= Exercise aim =
Every line of the records must be repeated exactly; pictures stay out.
>> start
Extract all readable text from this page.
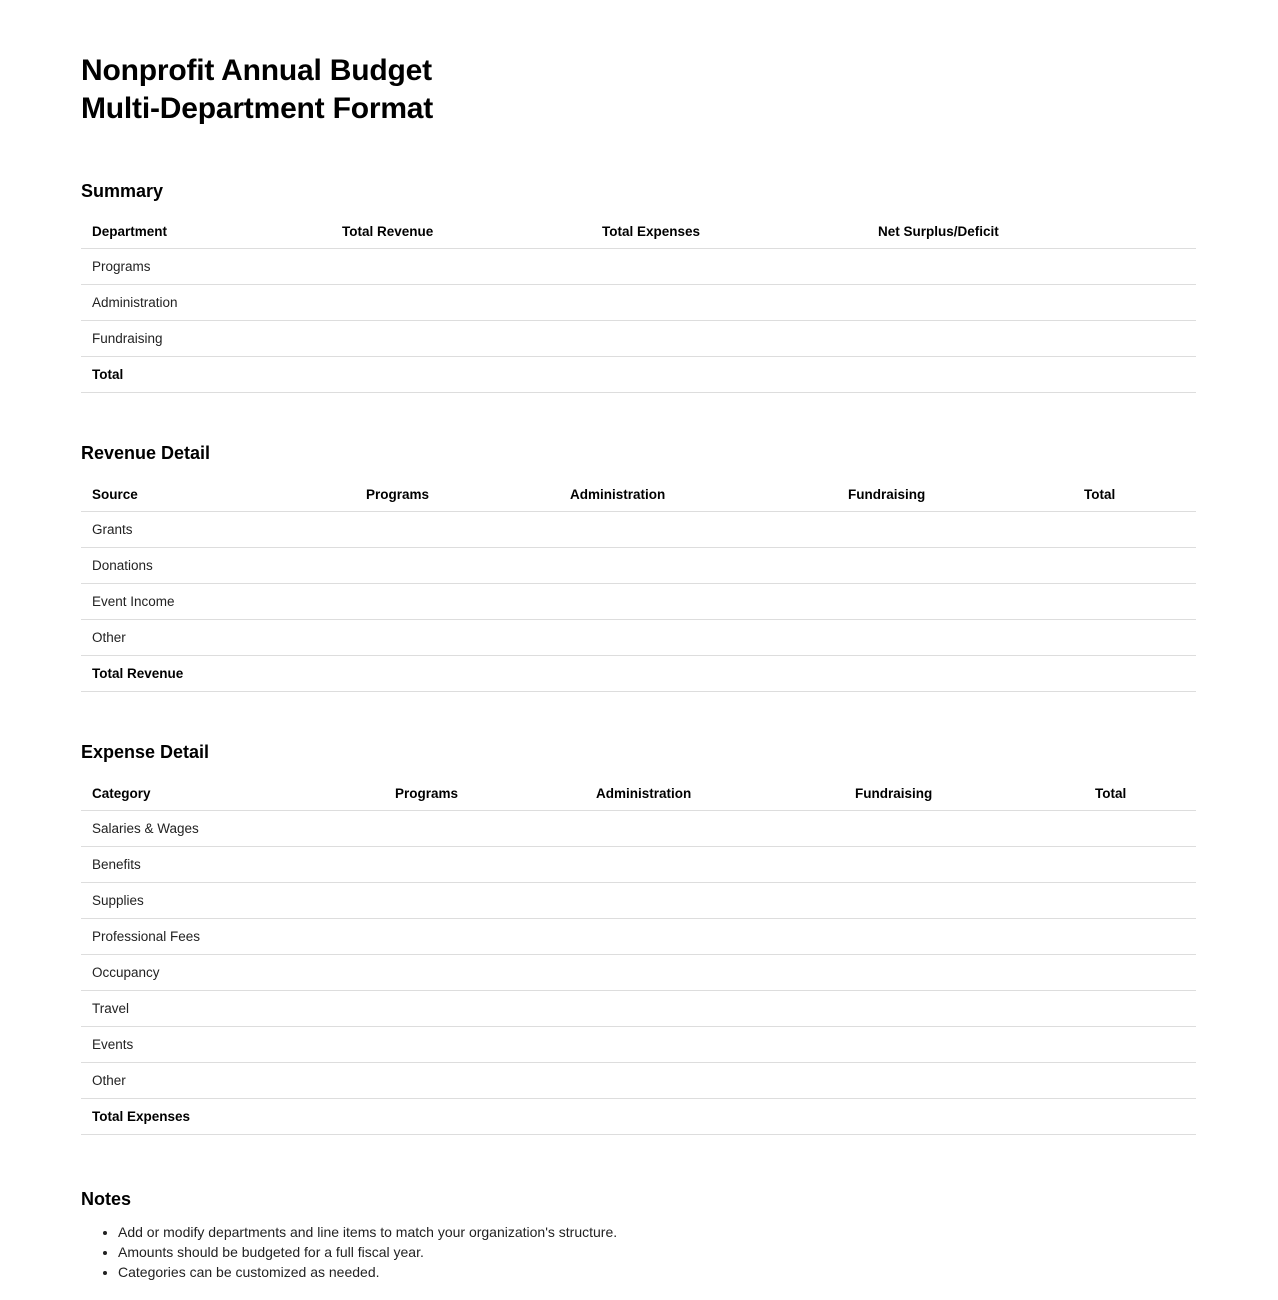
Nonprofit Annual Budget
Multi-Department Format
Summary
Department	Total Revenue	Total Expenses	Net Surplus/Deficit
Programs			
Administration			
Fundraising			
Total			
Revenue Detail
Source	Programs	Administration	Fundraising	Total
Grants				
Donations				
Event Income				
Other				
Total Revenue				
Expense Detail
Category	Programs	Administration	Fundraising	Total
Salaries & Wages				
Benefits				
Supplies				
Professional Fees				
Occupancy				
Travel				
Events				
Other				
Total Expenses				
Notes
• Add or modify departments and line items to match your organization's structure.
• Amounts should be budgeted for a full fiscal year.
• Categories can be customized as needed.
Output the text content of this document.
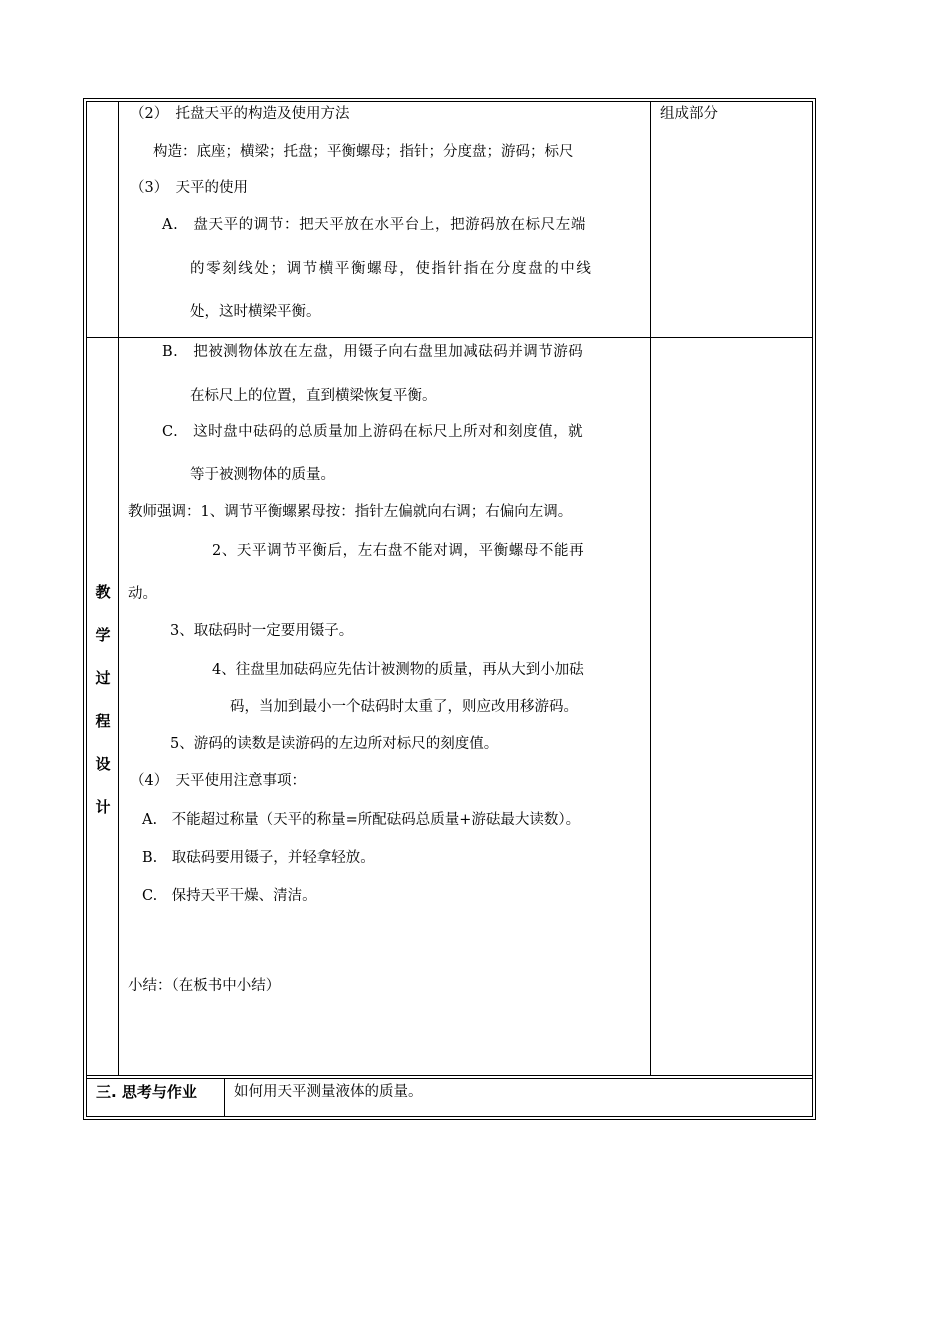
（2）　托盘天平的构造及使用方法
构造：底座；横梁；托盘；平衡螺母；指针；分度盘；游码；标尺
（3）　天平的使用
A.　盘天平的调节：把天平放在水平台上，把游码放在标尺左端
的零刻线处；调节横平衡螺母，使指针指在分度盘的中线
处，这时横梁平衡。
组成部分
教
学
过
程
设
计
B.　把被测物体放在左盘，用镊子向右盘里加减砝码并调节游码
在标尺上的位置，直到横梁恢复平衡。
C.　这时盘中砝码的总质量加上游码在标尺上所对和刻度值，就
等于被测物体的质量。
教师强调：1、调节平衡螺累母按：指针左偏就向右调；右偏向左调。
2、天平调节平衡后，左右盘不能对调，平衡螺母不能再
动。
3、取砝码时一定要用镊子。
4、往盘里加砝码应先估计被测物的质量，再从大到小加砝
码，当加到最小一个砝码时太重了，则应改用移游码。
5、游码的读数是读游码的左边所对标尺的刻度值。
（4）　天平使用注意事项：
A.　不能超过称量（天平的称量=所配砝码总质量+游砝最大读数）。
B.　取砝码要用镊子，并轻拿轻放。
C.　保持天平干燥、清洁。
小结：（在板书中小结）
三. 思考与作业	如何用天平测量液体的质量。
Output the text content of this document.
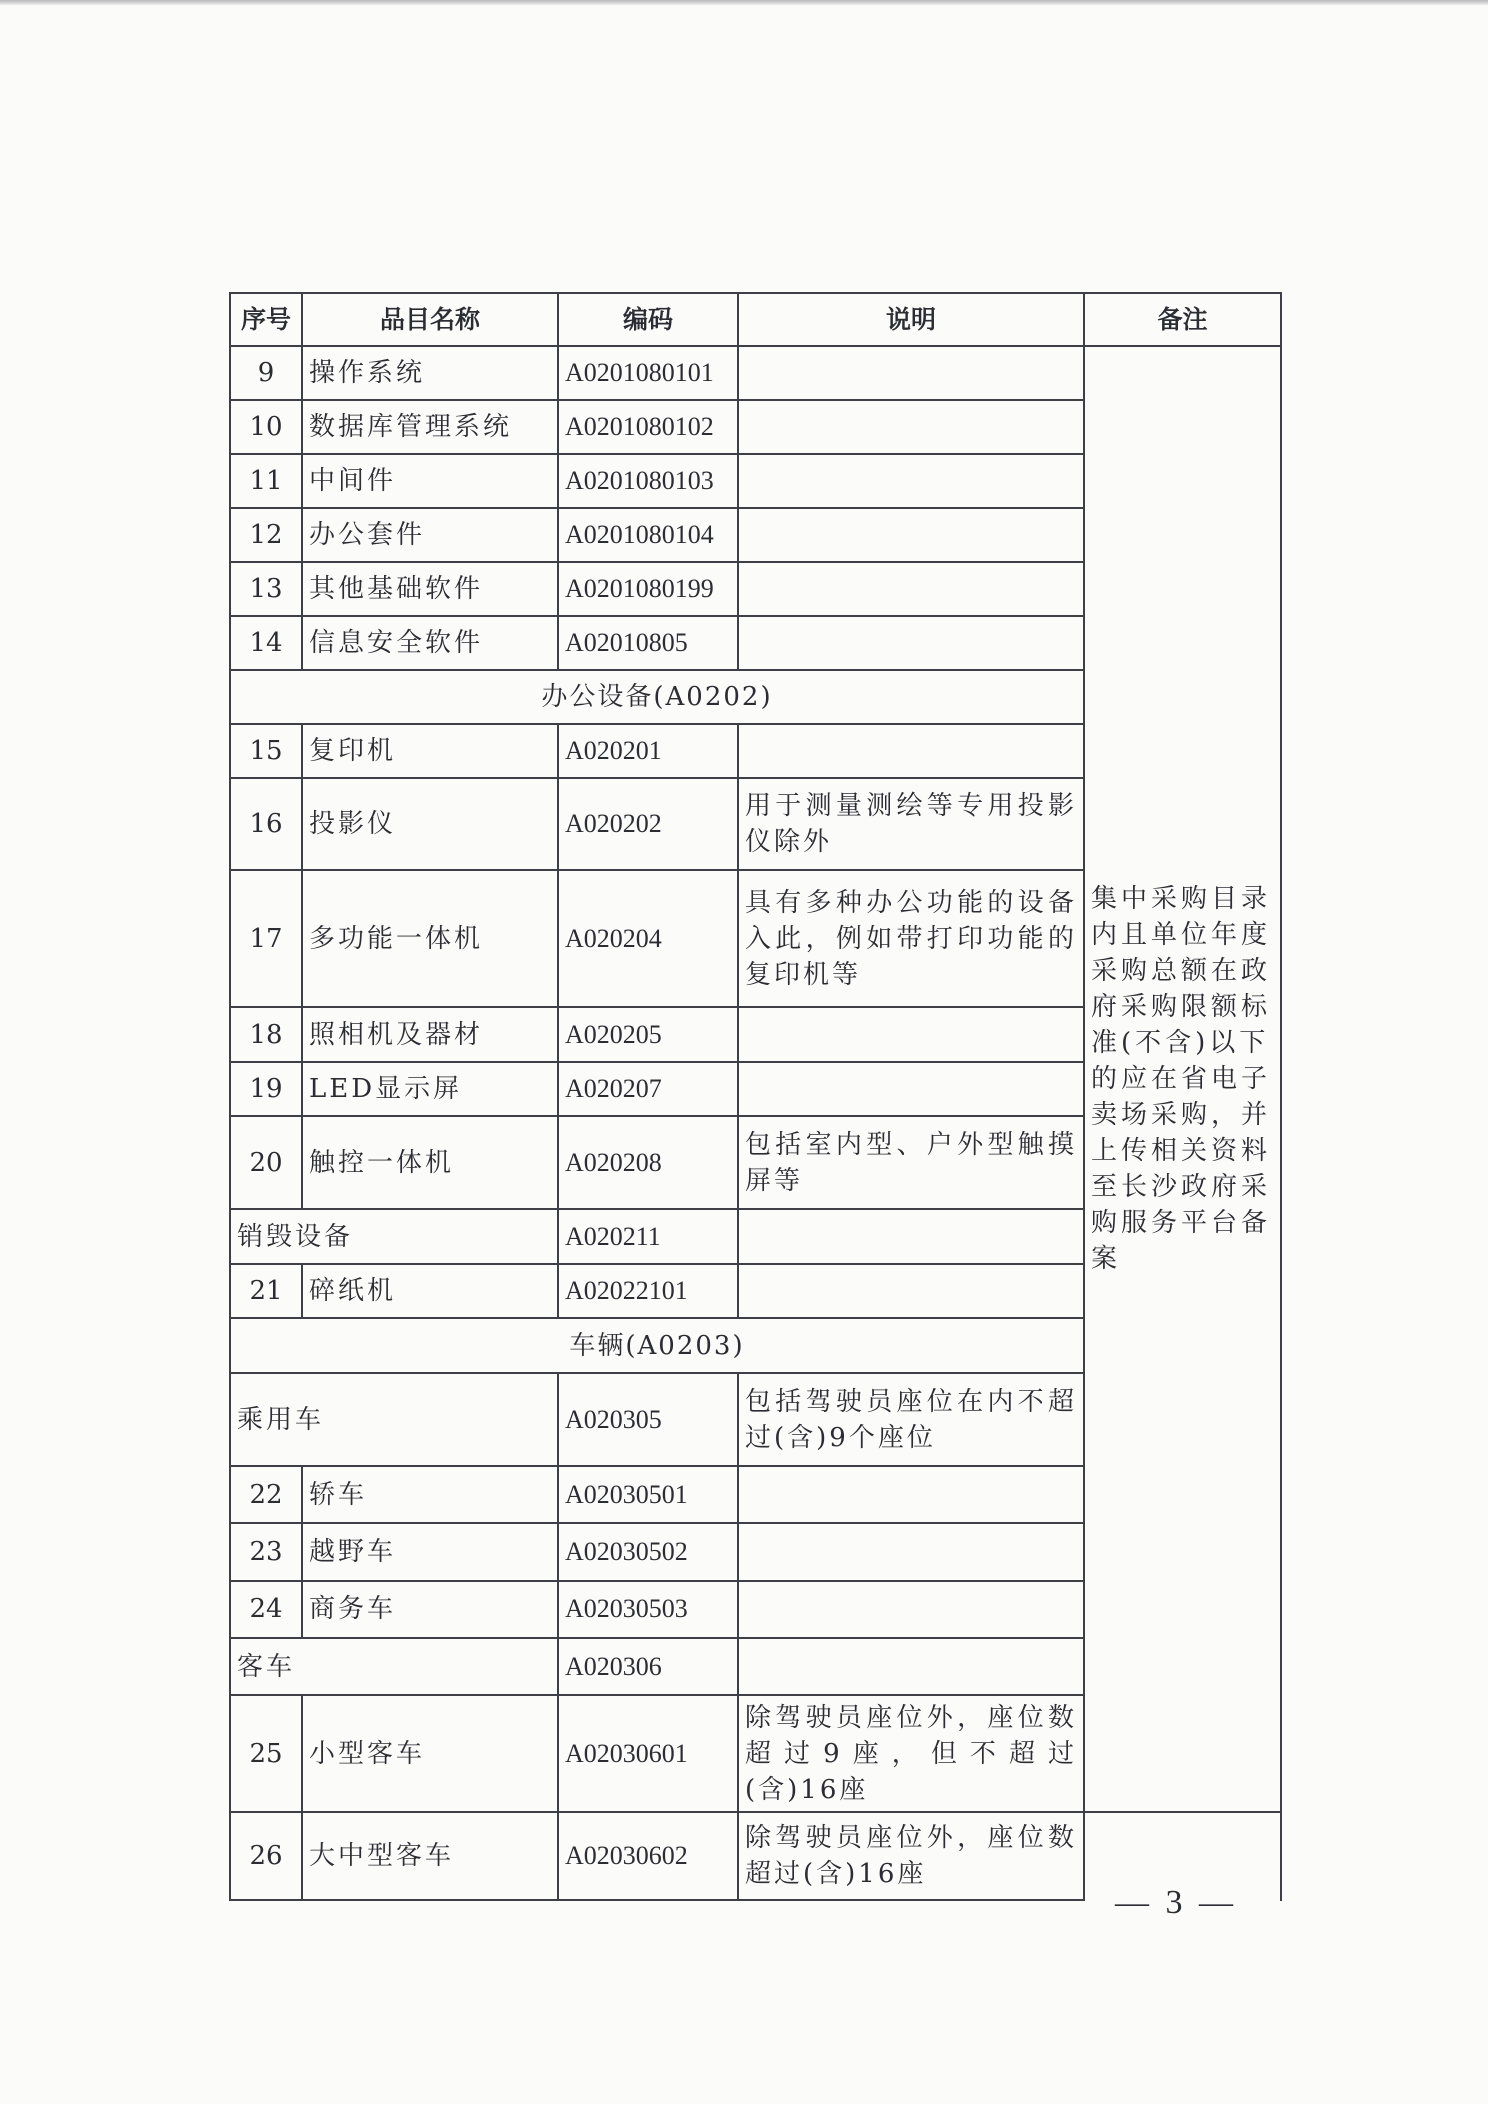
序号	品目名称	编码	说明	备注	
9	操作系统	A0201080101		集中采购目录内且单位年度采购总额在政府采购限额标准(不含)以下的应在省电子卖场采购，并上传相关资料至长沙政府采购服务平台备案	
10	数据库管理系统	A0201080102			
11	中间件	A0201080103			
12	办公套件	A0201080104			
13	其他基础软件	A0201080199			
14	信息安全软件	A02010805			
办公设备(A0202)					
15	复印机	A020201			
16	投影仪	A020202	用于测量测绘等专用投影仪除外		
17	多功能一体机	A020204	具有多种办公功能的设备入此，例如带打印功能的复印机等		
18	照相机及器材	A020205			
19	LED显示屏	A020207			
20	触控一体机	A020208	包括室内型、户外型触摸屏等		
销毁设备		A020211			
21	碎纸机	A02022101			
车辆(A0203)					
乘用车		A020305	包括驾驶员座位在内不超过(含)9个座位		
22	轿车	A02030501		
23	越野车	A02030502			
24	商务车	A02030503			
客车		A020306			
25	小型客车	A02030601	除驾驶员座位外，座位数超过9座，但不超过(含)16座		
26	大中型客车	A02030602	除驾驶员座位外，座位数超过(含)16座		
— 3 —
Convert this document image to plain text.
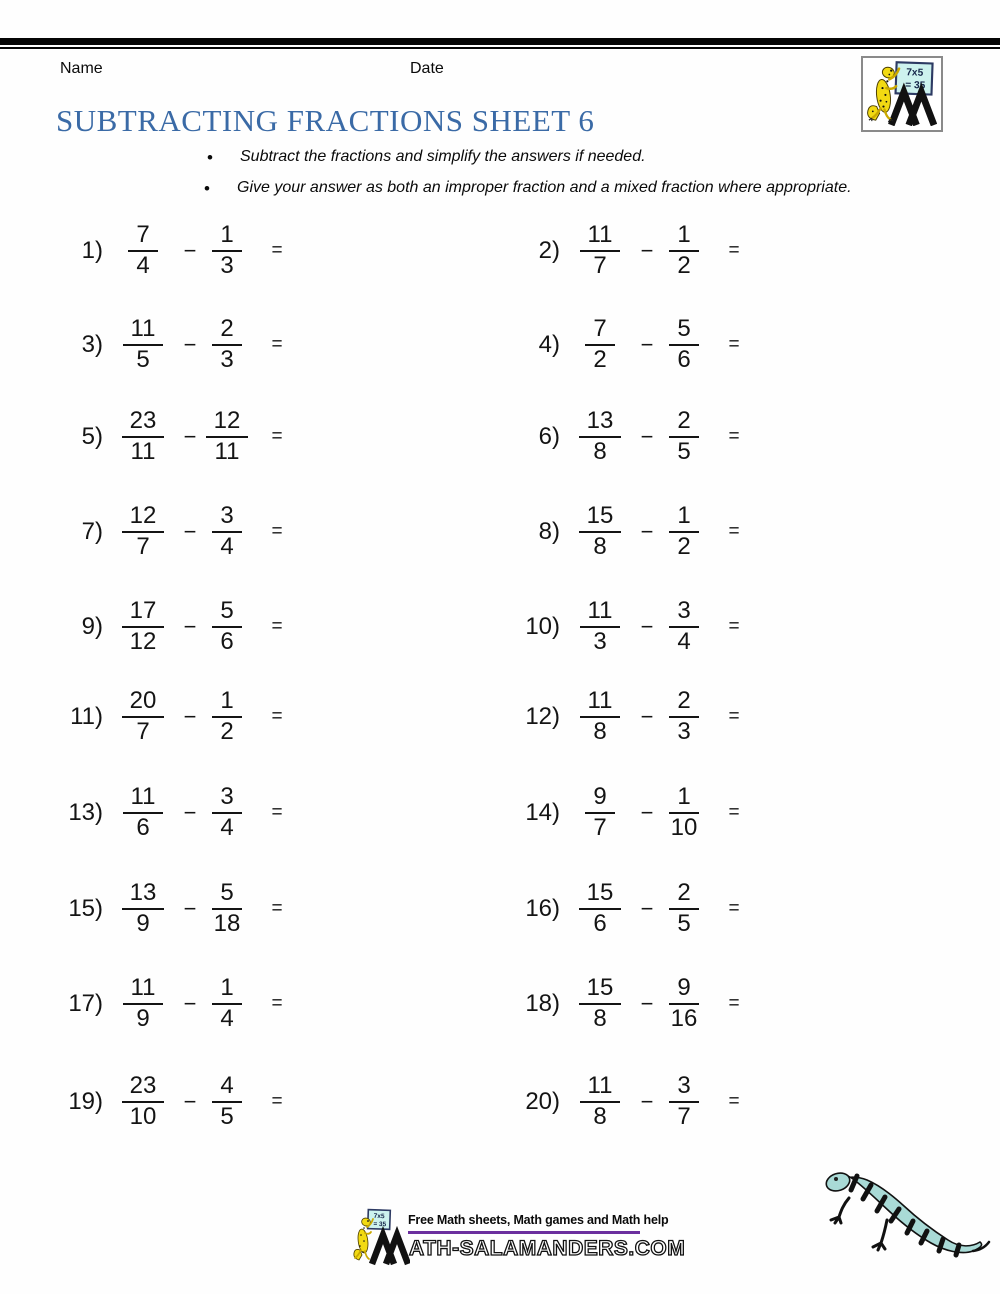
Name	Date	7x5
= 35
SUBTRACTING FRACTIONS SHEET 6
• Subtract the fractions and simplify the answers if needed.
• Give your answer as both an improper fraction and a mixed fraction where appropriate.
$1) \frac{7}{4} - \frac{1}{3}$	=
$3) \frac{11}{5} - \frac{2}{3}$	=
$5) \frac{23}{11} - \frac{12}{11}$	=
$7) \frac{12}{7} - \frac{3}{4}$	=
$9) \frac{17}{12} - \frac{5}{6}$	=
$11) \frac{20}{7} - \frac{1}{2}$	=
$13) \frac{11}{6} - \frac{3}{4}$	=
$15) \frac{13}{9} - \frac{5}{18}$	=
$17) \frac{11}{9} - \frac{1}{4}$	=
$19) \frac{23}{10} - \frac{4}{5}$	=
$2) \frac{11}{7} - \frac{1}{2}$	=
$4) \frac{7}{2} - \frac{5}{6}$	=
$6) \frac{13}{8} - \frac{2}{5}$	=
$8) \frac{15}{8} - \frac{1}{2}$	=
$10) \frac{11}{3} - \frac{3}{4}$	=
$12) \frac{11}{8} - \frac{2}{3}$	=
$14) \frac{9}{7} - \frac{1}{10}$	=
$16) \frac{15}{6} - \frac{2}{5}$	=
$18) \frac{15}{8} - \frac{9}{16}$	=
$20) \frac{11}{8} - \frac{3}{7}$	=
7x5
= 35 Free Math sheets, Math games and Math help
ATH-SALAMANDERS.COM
>> end
= Task result =
Extract all readable text from this page.
Nonprofit Annual Budget
Multi-Department Format
Summary
Department	Total Revenue	Total Expenses	Net Surplus/Deficit
Programs			
Administration			
Fundraising			
Total			
Revenue Detail
Source	Programs	Administration	Fundraising	Total
Grants				
Donations				
Event Income				
Other				
Total Revenue				
Expense Detail
Category	Programs	Administration	Fundraising	Total
Salaries & Wages				
Benefits				
Supplies				
Professional Fees				
Occupancy				
Travel				
Events				
Other				
Total Expenses				
Notes
• Add or modify departments and line items to match your organization's structure.
• Amounts should be budgeted for a full fiscal year.
• Categories can be customized as needed.
Output the text content of this document.
（2）　托盘天平的构造及使用方法
构造：底座；横梁；托盘；平衡螺母；指针；分度盘；游码；标尺
（3）　天平的使用
A.　盘天平的调节：把天平放在水平台上，把游码放在标尺左端
的零刻线处；调节横平衡螺母，使指针指在分度盘的中线
处，这时横梁平衡。
组成部分
教
学
过
程
设
计
B.　把被测物体放在左盘，用镊子向右盘里加减砝码并调节游码
在标尺上的位置，直到横梁恢复平衡。
C.　这时盘中砝码的总质量加上游码在标尺上所对和刻度值，就
等于被测物体的质量。
教师强调：1、调节平衡螺累母按：指针左偏就向右调；右偏向左调。
2、天平调节平衡后，左右盘不能对调，平衡螺母不能再
动。
3、取砝码时一定要用镊子。
4、往盘里加砝码应先估计被测物的质量，再从大到小加砝
码，当加到最小一个砝码时太重了，则应改用移游码。
5、游码的读数是读游码的左边所对标尺的刻度值。
（4）　天平使用注意事项：
A.　不能超过称量（天平的称量=所配砝码总质量+游砝最大读数）。
B.　取砝码要用镊子，并轻拿轻放。
C.　保持天平干燥、清洁。
小结：（在板书中小结）
三. 思考与作业	如何用天平测量液体的质量。
Output the text content of this document.
序号	品目名称	编码	说明	备注	
9	操作系统	A0201080101		集中采购目录内且单位年度采购总额在政府采购限额标准(不含)以下的应在省电子卖场采购，并上传相关资料至长沙政府采购服务平台备案	
10	数据库管理系统	A0201080102			
11	中间件	A0201080103			
12	办公套件	A0201080104			
13	其他基础软件	A0201080199			
14	信息安全软件	A02010805			
办公设备(A0202)					
15	复印机	A020201			
16	投影仪	A020202	用于测量测绘等专用投影仪除外		
17	多功能一体机	A020204	具有多种办公功能的设备入此，例如带打印功能的复印机等		
18	照相机及器材	A020205			
19	LED显示屏	A020207			
20	触控一体机	A020208	包括室内型、户外型触摸屏等		
销毁设备		A020211			
21	碎纸机	A02022101			
车辆(A0203)					
乘用车		A020305	包括驾驶员座位在内不超过(含)9个座位		
22	轿车	A02030501		
23	越野车	A02030502			
24	商务车	A02030503			
客车		A020306			
25	小型客车	A02030601	除驾驶员座位外，座位数超过9座，但不超过(含)16座		
26	大中型客车	A02030602	除驾驶员座位外，座位数超过(含)16座		
— 3 —
Convert this document image to plain text.
Name	Date	7x5
= 35
SUBTRACTING FRACTIONS SHEET 6
• Subtract the fractions and simplify the answers if needed.
• Give your answer as both an improper fraction and a mixed fraction where appropriate.
$1) \frac{7}{4} - \frac{1}{3}$	=
$3) \frac{11}{5} - \frac{2}{3}$	=
$5) \frac{23}{11} - \frac{12}{11}$	=
$7) \frac{12}{7} - \frac{3}{4}$	=
$9) \frac{17}{12} - \frac{5}{6}$	=
$11) \frac{20}{7} - \frac{1}{2}$	=
$13) \frac{11}{6} - \frac{3}{4}$	=
$15) \frac{13}{9} - \frac{5}{18}$	=
$17) \frac{11}{9} - \frac{1}{4}$	=
$19) \frac{23}{10} - \frac{4}{5}$	=
$2) \frac{11}{7} - \frac{1}{2}$	=
$4) \frac{7}{2} - \frac{5}{6}$	=
$6) \frac{13}{8} - \frac{2}{5}$	=
$8) \frac{15}{8} - \frac{1}{2}$	=
$10) \frac{11}{3} - \frac{3}{4}$	=
$12) \frac{11}{8} - \frac{2}{3}$	=
$14) \frac{9}{7} - \frac{1}{10}$	=
$16) \frac{15}{6} - \frac{2}{5}$	=
$18) \frac{15}{8} - \frac{9}{16}$	=
$20) \frac{11}{8} - \frac{3}{7}$	=
7x5
= 35 Free Math sheets, Math games and Math help
ATH-SALAMANDERS.COM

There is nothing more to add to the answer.